Data records:
##############################

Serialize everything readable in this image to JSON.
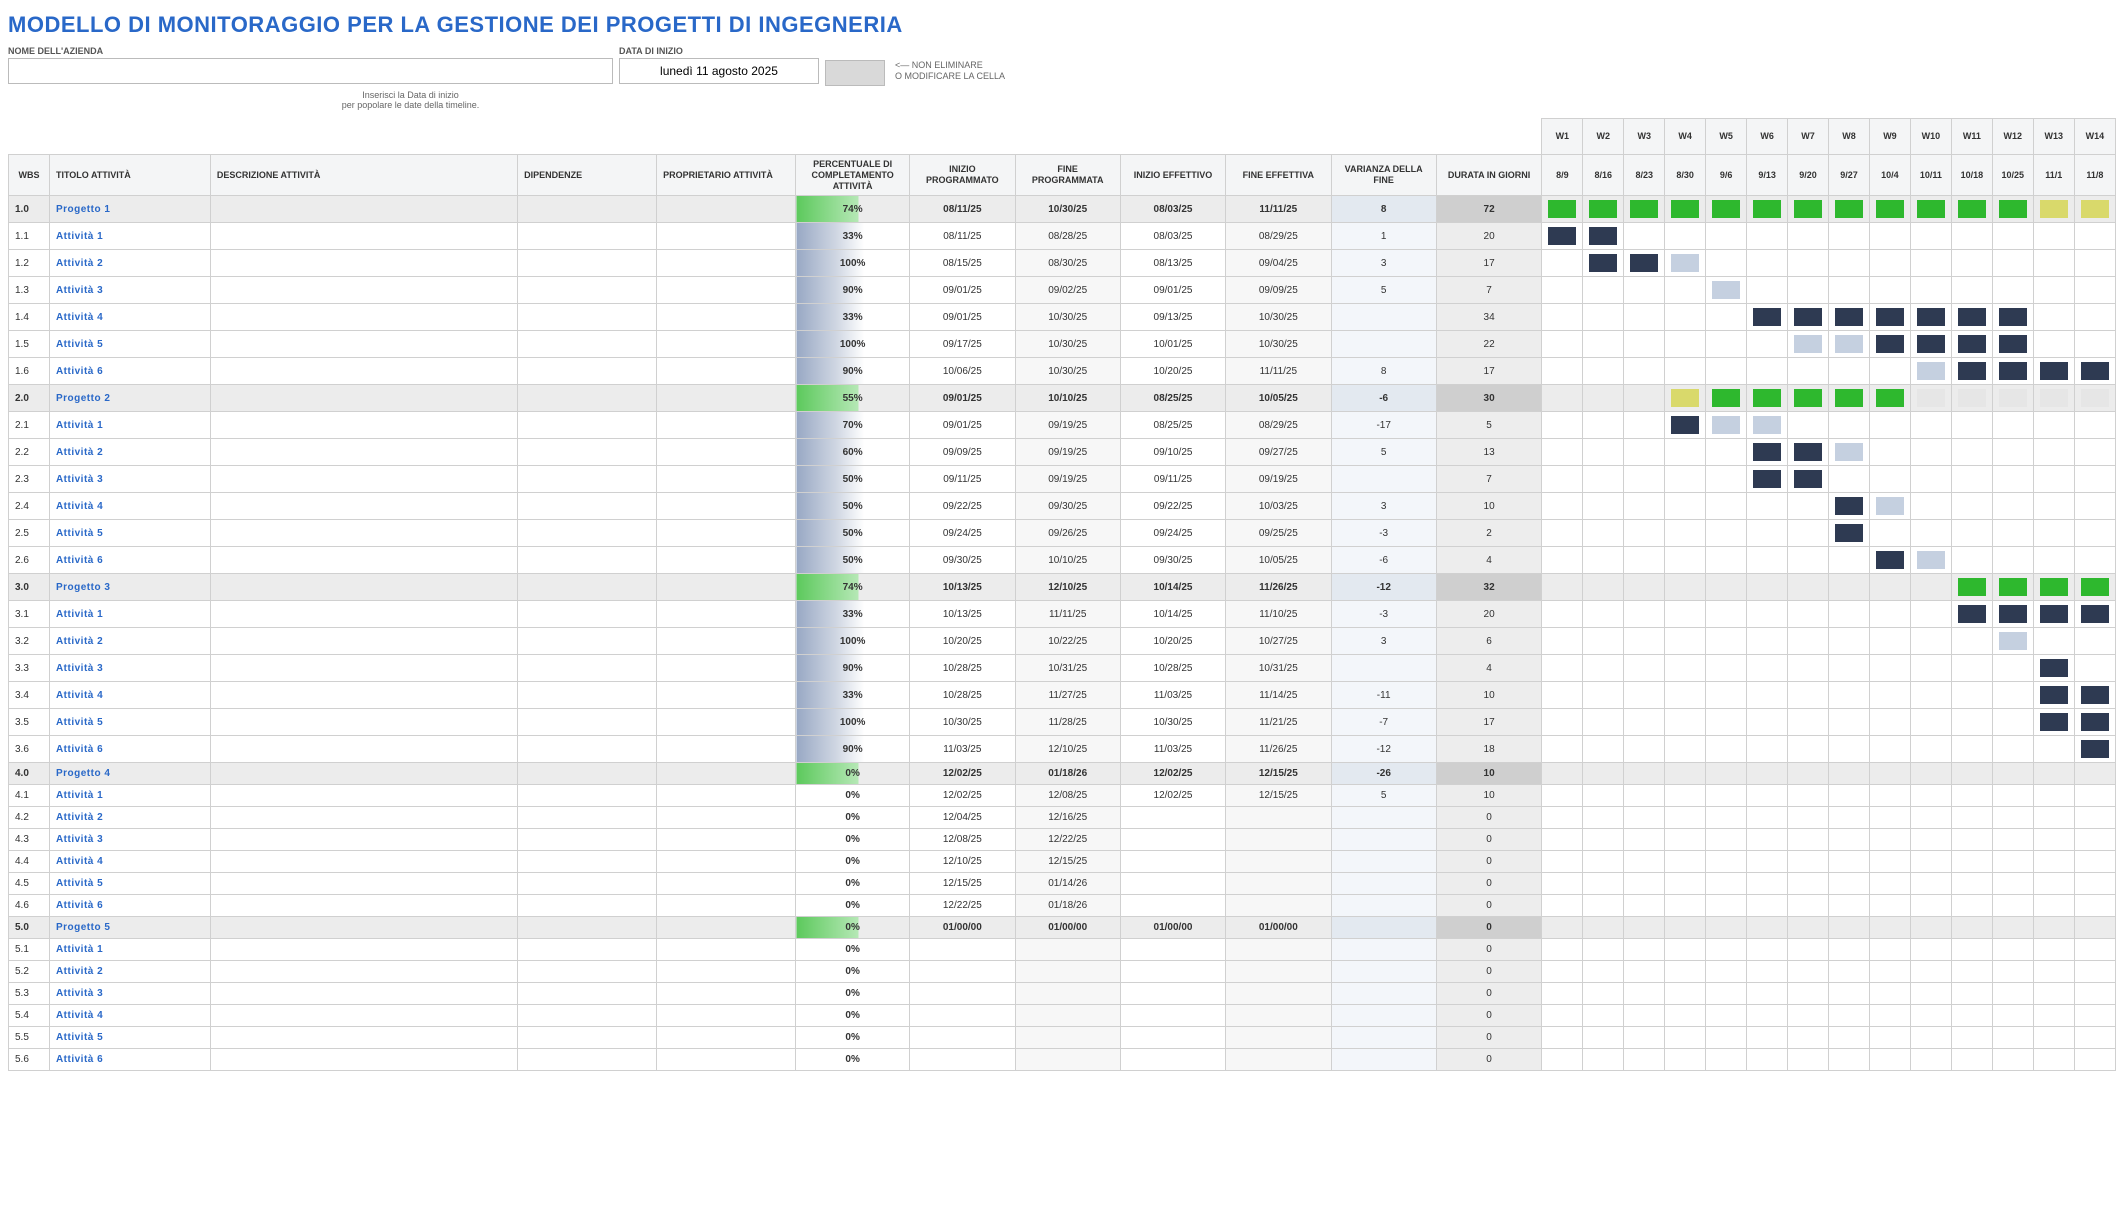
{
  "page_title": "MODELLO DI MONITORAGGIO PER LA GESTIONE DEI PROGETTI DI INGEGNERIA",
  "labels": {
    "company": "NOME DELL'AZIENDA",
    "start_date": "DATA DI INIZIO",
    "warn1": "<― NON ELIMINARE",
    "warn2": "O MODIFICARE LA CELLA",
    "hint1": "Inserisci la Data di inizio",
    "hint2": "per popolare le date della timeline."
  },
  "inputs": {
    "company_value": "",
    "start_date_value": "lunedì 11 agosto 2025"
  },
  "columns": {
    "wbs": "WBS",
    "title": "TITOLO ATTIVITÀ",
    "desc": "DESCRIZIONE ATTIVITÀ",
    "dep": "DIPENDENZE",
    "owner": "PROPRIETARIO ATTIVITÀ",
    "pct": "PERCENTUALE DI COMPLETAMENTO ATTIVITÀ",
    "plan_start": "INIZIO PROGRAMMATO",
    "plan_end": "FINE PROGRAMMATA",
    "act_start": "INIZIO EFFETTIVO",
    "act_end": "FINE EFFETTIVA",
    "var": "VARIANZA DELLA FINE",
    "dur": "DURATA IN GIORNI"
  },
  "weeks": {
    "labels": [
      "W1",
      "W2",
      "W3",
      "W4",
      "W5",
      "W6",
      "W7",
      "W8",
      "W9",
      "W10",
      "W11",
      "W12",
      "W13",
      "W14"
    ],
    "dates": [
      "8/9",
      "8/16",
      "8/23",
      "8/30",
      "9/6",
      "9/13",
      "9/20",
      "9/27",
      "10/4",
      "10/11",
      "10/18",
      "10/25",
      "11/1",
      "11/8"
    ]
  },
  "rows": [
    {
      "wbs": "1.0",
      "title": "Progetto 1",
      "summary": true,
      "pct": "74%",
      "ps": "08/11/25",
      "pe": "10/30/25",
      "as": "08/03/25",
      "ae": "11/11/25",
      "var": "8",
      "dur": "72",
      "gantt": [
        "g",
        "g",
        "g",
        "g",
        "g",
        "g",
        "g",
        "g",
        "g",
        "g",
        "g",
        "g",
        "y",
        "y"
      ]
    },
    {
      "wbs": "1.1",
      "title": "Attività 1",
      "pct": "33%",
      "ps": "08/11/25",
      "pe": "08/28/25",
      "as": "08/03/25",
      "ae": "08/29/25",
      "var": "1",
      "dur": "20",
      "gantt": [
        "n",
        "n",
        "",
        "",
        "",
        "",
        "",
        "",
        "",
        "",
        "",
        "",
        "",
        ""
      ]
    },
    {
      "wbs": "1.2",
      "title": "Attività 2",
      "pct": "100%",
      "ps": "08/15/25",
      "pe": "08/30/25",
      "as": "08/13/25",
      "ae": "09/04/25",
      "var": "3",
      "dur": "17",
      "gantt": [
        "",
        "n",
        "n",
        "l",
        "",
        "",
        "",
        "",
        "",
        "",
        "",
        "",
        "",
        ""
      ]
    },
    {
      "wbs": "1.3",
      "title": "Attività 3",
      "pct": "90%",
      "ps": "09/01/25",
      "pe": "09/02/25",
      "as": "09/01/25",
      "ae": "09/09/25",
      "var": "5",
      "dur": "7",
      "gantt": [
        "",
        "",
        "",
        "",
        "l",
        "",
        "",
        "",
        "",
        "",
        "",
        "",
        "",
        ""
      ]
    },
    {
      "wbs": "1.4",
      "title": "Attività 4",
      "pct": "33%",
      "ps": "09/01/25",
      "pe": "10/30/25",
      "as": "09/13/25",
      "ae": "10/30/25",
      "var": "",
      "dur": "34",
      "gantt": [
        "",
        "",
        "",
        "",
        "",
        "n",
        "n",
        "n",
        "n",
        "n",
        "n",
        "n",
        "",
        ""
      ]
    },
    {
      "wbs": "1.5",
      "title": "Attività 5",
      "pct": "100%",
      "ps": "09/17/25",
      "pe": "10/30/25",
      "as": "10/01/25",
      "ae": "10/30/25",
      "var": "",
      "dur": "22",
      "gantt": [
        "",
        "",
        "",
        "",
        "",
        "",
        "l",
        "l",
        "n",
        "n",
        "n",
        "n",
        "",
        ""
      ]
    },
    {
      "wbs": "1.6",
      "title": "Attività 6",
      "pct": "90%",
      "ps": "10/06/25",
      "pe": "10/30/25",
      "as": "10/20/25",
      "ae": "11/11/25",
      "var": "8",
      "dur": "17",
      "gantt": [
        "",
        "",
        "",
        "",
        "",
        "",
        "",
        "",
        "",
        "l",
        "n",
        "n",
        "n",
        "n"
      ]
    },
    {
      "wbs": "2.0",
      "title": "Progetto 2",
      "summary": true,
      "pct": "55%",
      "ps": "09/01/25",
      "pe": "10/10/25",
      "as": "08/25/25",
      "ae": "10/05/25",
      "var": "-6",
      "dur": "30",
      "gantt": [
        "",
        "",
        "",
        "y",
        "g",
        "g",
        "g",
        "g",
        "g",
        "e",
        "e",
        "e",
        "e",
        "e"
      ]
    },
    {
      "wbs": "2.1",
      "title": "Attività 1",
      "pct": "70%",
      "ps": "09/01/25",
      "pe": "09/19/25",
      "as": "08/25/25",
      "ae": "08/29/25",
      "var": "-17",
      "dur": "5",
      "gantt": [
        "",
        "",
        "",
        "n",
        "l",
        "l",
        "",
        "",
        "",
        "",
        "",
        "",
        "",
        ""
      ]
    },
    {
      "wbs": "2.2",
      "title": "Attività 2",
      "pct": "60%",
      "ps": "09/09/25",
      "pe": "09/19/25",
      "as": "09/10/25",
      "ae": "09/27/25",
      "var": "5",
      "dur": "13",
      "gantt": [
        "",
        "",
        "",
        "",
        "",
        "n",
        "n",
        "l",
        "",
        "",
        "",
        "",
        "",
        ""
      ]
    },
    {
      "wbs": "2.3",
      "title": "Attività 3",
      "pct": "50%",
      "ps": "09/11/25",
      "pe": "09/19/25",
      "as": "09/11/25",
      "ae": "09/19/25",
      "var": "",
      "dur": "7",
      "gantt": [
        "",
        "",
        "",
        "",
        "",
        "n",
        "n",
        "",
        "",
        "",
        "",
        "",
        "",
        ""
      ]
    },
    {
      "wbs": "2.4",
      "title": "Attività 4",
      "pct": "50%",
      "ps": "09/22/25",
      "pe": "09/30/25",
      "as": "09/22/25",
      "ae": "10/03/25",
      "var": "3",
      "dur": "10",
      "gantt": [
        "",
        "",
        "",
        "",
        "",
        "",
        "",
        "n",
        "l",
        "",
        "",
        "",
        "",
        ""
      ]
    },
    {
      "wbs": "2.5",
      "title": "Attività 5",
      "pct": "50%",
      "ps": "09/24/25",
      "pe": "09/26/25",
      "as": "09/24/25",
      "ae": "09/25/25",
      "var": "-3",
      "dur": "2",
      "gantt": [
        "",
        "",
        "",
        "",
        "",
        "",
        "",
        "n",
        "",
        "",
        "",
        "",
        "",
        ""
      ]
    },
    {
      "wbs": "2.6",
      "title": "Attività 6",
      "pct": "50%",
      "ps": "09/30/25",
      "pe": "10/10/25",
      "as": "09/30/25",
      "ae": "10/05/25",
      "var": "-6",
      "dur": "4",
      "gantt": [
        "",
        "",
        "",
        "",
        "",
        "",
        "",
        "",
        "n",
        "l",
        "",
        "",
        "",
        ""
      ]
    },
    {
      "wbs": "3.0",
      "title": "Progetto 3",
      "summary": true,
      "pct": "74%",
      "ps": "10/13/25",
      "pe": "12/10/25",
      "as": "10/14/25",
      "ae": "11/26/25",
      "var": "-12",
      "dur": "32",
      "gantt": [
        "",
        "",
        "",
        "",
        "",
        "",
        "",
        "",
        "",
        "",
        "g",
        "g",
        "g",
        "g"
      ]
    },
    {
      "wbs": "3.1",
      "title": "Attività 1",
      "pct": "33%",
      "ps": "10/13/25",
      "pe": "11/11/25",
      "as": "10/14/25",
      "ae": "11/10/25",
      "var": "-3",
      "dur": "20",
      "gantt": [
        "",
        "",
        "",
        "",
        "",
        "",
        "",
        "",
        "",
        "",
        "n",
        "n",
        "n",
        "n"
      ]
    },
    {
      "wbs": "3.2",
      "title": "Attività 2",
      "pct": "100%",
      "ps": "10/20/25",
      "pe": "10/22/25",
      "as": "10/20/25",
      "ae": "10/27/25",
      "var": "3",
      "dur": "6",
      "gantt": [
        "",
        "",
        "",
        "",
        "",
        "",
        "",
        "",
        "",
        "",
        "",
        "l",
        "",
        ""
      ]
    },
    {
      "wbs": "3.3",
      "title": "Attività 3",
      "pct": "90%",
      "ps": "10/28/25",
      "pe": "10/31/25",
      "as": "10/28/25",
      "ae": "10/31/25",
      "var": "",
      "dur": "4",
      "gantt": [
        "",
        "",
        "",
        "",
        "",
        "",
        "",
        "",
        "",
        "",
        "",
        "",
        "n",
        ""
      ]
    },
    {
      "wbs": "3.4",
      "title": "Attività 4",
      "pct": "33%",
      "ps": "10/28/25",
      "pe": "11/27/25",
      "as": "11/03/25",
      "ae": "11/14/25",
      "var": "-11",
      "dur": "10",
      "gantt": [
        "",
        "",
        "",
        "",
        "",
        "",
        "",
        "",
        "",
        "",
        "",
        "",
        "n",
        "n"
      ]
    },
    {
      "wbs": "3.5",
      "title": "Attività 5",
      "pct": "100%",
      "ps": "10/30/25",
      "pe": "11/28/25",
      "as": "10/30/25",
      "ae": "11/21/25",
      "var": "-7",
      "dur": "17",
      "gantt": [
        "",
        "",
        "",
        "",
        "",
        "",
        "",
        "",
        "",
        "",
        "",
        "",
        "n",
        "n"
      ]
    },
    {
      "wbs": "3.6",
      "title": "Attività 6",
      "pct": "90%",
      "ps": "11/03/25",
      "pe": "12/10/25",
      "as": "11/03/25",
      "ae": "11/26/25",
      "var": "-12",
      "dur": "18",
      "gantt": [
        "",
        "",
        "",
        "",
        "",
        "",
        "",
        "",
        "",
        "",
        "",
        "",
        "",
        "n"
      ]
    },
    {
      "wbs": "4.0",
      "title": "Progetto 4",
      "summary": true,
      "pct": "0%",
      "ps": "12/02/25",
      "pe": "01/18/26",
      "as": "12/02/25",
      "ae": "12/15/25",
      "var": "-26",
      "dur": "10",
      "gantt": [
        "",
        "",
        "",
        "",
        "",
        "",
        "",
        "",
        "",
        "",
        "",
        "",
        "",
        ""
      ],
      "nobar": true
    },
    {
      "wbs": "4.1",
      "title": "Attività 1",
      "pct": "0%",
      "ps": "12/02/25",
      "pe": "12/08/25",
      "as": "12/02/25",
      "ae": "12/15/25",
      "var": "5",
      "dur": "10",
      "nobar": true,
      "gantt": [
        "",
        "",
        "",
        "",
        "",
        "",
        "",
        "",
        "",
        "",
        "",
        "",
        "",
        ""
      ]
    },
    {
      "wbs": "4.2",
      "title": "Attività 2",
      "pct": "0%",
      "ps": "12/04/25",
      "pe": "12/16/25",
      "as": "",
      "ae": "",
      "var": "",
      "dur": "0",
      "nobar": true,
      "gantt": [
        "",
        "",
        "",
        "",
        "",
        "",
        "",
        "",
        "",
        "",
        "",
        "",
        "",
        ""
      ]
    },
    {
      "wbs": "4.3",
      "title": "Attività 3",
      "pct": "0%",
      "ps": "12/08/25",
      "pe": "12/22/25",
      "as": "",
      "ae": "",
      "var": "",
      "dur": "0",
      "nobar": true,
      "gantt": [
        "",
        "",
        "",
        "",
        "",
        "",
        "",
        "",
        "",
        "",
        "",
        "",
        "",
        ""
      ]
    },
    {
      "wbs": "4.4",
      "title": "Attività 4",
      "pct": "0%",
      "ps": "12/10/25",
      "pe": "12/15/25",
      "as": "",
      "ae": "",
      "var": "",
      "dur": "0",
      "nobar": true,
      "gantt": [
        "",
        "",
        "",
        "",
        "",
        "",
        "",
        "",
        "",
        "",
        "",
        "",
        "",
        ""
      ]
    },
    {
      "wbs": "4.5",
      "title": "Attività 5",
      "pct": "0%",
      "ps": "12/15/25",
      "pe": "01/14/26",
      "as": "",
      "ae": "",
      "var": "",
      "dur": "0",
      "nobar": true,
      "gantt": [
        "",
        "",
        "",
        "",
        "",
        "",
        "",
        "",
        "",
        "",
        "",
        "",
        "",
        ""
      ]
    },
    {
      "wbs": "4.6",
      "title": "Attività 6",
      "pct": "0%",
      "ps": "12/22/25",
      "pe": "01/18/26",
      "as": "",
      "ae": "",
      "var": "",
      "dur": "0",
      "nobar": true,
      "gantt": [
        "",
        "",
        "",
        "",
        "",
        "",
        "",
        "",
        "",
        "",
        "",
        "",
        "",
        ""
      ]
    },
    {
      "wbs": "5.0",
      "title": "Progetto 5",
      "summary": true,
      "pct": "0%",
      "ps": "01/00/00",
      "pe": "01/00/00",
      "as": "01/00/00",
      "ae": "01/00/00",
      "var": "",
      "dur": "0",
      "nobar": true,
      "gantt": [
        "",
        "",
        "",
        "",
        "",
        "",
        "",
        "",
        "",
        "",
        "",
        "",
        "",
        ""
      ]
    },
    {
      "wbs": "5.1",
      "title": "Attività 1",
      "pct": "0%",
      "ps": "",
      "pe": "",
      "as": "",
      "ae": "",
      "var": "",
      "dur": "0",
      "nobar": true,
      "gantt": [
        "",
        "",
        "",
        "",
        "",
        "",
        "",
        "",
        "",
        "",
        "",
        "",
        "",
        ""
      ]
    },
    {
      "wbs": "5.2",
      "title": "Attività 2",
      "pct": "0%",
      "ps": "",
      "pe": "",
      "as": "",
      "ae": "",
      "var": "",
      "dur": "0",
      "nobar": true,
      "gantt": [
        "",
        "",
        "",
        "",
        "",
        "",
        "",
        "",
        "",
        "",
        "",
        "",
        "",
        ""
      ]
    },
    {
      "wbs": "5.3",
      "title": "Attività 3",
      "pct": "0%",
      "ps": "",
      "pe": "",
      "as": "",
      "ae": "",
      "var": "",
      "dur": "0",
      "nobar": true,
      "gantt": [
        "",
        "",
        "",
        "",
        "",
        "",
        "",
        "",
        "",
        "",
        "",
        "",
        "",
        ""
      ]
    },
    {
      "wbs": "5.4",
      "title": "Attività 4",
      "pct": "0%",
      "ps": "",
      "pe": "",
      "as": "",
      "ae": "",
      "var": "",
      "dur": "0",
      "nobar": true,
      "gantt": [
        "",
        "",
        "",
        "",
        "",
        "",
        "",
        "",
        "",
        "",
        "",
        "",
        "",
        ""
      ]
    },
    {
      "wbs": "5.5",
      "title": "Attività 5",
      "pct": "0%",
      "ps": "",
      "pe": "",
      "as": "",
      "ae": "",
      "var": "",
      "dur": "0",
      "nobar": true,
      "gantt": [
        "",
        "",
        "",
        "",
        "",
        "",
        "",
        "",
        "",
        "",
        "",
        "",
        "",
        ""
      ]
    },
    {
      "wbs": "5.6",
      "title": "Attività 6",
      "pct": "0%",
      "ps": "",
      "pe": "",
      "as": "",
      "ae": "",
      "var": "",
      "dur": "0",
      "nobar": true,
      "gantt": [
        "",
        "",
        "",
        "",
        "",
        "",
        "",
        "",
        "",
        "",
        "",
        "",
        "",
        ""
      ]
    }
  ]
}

##############################

** TASK BRIEF **
Tally up the lines holding the word "FINE" in the data above, and answer with that figure only.

** RESPONSE TO THIS TASK **
3